* Begin Data to process *

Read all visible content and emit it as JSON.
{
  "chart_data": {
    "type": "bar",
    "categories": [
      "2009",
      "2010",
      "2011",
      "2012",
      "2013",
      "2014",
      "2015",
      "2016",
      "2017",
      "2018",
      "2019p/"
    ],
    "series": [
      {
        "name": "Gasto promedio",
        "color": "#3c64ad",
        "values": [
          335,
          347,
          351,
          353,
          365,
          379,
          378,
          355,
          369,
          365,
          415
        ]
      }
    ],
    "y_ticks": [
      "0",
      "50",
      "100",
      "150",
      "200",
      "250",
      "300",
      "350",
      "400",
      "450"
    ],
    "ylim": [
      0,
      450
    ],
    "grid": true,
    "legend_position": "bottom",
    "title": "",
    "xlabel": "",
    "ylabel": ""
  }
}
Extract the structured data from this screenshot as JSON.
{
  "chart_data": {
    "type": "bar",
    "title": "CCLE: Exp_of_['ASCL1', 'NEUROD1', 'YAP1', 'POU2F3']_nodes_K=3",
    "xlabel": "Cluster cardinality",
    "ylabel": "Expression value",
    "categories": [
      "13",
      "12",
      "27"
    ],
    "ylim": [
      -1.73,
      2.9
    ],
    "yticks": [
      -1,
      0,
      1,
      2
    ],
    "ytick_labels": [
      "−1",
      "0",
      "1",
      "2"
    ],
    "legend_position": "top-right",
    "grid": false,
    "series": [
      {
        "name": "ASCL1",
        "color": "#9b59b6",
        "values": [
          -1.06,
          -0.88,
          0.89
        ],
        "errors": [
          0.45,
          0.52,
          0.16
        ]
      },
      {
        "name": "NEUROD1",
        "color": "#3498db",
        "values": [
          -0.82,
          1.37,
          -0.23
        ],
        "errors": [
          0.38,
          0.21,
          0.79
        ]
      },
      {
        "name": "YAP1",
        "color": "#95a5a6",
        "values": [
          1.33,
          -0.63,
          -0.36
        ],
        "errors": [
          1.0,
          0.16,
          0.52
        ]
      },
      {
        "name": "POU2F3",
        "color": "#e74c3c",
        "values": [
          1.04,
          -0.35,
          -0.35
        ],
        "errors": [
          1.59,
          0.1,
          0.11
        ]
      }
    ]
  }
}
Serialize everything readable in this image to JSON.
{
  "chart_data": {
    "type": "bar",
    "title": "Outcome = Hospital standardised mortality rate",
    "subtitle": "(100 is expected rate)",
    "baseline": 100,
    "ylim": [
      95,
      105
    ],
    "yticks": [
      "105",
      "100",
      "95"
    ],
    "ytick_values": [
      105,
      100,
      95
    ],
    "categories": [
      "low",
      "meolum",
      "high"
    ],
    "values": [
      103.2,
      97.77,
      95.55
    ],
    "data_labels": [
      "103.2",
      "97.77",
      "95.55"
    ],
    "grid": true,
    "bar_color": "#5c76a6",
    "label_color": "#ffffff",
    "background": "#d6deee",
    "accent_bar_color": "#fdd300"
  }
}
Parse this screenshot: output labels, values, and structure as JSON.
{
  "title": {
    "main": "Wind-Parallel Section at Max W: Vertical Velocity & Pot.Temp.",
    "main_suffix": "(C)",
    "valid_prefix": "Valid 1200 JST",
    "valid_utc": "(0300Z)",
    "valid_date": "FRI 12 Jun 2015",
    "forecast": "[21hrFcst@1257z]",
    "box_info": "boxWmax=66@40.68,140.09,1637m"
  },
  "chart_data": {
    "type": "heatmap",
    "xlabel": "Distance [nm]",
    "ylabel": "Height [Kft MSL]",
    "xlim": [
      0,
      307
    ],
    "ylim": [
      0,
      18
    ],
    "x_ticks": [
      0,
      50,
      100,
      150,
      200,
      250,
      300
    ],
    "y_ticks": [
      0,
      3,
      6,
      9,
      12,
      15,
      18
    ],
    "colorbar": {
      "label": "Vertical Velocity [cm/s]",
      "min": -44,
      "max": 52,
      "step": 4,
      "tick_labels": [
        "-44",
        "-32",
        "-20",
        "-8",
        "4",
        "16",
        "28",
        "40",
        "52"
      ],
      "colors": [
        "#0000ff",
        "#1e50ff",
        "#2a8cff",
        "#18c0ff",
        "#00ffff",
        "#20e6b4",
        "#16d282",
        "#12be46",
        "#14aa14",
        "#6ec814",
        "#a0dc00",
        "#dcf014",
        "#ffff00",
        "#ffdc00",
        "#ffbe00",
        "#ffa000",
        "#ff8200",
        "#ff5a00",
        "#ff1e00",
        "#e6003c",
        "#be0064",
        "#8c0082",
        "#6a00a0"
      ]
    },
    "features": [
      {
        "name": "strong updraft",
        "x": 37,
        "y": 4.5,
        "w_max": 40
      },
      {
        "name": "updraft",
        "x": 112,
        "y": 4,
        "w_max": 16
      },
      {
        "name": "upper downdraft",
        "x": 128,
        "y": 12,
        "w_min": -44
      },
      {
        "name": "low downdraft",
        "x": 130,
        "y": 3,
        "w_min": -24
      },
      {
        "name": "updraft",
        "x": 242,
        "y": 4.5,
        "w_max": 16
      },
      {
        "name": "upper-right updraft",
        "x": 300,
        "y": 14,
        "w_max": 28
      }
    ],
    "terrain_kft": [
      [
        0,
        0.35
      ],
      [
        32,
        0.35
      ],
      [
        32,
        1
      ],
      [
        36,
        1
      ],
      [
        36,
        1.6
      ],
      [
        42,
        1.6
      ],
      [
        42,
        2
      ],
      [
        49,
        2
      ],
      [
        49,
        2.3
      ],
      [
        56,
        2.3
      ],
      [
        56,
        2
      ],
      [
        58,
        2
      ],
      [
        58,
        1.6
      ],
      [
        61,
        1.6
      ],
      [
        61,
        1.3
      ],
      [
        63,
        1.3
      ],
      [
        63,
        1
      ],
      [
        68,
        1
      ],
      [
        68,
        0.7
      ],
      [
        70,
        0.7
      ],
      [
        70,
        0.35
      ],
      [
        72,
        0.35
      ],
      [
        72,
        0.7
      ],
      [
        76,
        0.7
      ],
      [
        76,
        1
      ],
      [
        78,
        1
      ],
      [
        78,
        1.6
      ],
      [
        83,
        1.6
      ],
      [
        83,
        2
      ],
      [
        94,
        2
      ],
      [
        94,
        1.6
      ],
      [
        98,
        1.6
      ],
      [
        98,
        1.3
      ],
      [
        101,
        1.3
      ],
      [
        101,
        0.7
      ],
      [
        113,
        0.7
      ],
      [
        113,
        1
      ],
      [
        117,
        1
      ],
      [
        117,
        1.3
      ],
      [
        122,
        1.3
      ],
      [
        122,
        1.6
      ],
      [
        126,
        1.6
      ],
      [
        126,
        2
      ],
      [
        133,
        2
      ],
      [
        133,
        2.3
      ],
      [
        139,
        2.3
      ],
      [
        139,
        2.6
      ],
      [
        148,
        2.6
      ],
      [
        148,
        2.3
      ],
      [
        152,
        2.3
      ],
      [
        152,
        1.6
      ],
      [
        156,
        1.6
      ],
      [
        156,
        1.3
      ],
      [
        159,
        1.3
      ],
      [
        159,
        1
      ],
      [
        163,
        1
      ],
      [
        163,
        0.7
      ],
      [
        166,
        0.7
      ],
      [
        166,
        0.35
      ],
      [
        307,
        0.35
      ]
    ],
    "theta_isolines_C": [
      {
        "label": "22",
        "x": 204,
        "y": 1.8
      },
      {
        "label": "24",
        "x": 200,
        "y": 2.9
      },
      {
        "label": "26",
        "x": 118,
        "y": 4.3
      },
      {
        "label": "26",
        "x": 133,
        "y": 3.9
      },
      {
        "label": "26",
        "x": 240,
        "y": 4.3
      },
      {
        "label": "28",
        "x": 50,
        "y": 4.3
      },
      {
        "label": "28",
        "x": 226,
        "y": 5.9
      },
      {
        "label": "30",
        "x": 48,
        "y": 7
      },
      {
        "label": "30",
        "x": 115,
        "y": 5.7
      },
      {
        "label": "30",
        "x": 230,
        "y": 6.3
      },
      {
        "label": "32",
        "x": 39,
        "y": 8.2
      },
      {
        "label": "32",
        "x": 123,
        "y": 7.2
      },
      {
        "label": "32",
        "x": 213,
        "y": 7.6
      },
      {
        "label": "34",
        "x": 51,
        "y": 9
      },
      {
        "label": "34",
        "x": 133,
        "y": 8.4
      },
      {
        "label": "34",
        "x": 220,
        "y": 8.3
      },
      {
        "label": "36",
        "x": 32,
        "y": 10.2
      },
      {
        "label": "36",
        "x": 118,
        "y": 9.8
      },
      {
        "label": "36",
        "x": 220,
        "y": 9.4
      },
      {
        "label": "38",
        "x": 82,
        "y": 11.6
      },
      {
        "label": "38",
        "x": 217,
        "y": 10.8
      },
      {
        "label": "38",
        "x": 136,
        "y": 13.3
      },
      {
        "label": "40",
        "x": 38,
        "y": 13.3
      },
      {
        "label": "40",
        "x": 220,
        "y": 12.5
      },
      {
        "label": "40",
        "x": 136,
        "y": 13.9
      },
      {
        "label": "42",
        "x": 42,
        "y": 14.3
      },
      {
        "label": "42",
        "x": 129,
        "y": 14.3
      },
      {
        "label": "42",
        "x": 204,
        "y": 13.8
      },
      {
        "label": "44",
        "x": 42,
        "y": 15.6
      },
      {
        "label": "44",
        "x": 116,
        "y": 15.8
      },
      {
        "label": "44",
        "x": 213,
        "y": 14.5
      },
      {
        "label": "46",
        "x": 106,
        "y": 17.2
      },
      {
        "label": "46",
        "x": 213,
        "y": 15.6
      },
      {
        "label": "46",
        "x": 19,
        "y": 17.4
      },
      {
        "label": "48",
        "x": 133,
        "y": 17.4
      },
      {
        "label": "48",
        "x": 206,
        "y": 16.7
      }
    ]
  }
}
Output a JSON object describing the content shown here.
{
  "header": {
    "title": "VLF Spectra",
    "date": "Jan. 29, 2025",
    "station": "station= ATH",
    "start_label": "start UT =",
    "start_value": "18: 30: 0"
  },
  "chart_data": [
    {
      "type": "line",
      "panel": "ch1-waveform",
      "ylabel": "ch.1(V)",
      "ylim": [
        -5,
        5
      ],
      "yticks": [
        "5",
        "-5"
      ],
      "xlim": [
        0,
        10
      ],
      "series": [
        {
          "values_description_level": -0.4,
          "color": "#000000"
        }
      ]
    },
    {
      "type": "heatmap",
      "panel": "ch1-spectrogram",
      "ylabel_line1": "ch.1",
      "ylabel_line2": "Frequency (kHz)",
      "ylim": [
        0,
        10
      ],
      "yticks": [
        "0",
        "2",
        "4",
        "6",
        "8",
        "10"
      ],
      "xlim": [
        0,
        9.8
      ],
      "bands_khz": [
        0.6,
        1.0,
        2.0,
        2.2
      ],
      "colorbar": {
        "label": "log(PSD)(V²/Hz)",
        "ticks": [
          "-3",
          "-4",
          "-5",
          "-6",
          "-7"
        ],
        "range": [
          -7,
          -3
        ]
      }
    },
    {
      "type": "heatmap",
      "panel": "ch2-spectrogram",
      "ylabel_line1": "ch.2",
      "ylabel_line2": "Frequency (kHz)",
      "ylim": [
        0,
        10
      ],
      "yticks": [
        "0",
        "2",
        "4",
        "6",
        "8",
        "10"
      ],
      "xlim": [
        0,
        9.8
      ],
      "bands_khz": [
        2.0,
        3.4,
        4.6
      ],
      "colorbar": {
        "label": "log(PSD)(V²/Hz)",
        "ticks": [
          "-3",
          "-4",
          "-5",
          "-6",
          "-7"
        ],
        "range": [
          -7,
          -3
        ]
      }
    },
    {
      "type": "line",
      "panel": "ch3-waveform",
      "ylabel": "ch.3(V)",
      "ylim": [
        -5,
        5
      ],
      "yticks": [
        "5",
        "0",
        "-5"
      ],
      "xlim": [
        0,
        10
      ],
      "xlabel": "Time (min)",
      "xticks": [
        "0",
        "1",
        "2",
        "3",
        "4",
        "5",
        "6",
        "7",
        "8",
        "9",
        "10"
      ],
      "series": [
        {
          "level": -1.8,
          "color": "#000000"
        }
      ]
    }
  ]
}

* End Data to process *

Look over the records above and copy each line that includes the string "screenshot".

→ **Task response**:
Extract the structured data from this screenshot as JSON.
Parse this screenshot: output labels, values, and structure as JSON.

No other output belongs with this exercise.